## REQUIRED WORK
Extract every line that includes the string "plot".

━━ DATA ROWS

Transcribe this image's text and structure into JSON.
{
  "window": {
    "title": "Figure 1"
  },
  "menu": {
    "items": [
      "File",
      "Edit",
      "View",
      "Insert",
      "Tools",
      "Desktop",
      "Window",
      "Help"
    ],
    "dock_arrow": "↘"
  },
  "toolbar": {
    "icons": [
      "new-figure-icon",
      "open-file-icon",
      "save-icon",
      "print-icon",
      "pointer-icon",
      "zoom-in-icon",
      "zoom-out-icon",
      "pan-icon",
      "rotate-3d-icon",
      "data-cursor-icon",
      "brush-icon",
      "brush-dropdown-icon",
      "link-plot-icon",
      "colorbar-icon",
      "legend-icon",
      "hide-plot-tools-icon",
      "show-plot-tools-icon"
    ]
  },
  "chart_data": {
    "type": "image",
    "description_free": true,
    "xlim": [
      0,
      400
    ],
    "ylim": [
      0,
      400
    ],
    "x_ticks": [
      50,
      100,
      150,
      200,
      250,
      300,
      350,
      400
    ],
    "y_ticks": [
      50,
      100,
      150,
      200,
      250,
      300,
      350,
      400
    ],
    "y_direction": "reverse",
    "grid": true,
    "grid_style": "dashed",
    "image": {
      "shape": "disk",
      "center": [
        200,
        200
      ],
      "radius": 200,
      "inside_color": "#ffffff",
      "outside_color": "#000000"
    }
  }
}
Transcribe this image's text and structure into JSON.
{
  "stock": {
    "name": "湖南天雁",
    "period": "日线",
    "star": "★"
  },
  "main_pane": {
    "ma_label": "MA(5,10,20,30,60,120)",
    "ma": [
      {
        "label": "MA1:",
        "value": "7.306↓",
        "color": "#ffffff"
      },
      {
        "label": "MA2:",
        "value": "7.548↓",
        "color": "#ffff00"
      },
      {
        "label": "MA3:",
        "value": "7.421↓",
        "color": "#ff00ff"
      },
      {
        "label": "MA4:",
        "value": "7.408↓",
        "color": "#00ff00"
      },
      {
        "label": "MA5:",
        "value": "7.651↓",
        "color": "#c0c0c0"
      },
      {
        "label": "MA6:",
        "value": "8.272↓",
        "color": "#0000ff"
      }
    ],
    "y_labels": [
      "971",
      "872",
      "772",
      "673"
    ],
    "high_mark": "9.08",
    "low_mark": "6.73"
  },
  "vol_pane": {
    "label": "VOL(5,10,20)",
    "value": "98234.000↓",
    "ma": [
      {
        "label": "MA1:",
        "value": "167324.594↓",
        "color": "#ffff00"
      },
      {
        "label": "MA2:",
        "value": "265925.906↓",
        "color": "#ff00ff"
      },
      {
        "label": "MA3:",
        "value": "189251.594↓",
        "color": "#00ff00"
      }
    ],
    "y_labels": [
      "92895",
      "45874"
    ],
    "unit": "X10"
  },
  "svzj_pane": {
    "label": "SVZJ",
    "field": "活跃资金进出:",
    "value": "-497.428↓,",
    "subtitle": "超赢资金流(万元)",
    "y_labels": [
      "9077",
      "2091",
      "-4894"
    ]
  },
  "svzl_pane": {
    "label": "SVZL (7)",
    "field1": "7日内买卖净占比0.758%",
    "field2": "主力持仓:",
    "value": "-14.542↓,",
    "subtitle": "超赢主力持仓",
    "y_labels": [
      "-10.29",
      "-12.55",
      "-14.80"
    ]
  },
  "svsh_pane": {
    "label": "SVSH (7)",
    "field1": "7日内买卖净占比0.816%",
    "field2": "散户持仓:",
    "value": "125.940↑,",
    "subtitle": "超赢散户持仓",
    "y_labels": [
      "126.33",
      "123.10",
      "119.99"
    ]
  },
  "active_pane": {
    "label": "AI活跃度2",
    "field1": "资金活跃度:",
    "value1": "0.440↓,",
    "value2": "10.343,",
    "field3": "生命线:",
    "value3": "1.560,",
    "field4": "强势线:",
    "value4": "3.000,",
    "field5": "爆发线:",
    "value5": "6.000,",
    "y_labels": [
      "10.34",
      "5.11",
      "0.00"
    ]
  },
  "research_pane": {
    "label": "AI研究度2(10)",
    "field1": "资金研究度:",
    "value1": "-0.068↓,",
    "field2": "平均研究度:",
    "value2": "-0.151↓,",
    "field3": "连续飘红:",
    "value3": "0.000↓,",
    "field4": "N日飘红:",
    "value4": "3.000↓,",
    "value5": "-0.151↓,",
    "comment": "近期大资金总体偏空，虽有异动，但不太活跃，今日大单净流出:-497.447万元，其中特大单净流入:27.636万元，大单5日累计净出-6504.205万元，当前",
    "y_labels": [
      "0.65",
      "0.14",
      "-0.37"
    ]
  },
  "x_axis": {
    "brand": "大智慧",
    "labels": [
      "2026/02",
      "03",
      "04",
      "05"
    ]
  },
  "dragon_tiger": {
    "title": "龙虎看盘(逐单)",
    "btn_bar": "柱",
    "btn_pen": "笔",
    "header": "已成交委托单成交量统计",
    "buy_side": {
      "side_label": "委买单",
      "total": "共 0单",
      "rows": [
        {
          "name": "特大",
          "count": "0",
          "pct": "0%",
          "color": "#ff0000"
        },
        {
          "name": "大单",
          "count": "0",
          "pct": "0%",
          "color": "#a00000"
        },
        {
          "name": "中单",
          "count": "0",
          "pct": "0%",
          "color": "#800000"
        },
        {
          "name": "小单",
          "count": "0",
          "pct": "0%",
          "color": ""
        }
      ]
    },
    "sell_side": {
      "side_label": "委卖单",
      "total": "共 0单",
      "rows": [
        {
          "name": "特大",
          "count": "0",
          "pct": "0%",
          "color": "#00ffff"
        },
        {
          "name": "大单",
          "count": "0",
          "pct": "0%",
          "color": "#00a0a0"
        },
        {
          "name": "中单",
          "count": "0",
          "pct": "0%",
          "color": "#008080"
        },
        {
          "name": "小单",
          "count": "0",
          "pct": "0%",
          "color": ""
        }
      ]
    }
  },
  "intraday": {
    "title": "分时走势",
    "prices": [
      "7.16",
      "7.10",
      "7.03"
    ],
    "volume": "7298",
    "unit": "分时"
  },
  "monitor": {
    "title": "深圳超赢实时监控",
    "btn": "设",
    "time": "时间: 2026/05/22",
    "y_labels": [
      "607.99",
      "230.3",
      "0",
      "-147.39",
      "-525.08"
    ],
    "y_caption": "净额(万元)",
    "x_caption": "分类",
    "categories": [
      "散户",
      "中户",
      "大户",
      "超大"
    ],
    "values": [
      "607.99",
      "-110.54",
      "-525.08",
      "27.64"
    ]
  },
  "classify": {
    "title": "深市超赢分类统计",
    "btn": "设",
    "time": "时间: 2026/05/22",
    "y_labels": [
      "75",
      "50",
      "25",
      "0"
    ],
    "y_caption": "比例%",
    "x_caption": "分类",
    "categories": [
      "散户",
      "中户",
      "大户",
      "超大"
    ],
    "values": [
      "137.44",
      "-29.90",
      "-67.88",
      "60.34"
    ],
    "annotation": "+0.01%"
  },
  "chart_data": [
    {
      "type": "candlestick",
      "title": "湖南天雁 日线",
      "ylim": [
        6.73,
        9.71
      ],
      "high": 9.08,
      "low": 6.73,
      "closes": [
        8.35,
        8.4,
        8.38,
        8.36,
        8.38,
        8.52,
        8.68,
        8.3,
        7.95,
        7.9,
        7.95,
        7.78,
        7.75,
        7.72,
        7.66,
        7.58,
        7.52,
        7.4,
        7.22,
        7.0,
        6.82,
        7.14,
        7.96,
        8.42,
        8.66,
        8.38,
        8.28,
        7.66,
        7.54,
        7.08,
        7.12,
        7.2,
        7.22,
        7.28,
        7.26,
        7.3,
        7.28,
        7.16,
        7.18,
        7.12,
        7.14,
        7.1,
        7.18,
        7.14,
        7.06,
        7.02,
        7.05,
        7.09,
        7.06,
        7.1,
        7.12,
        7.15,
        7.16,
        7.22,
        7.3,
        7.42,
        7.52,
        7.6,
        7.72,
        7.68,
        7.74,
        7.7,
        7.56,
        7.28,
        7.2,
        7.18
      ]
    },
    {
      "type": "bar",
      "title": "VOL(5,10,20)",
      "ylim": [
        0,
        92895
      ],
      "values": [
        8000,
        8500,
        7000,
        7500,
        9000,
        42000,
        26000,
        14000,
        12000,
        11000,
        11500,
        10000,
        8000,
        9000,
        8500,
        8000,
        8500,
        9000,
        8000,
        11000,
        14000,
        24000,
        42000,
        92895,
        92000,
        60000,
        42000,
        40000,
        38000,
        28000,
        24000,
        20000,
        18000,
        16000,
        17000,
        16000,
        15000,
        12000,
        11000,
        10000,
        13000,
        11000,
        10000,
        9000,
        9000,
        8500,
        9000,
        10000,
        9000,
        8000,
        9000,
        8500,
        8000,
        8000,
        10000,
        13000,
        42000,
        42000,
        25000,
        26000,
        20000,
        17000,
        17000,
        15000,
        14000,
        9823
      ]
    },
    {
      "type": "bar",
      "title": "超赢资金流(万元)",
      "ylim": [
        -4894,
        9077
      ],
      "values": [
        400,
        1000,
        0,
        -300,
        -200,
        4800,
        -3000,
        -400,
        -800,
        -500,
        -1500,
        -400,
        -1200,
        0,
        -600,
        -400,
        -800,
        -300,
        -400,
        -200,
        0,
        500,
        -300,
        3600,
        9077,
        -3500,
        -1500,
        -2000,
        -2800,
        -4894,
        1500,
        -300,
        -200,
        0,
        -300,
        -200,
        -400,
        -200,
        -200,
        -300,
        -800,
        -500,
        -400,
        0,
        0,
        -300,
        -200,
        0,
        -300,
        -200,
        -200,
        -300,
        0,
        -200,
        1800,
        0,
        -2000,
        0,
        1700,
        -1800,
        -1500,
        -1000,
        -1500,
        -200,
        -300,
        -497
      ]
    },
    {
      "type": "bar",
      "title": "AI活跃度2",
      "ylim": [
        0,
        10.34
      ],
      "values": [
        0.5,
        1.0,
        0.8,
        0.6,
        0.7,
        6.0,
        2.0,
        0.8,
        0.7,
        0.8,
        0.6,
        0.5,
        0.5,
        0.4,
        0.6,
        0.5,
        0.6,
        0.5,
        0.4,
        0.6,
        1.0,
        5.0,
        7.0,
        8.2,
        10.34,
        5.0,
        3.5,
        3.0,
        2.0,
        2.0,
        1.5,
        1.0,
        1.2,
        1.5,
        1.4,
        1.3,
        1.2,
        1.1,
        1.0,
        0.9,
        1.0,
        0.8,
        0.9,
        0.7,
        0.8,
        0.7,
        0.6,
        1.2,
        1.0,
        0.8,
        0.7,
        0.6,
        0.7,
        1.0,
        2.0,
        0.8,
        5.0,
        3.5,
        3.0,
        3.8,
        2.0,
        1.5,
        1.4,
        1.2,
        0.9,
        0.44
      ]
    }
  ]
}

━━━━

## THE RESULT
      "link-plot-icon",
      "hide-plot-tools-icon",
      "show-plot-tools-icon"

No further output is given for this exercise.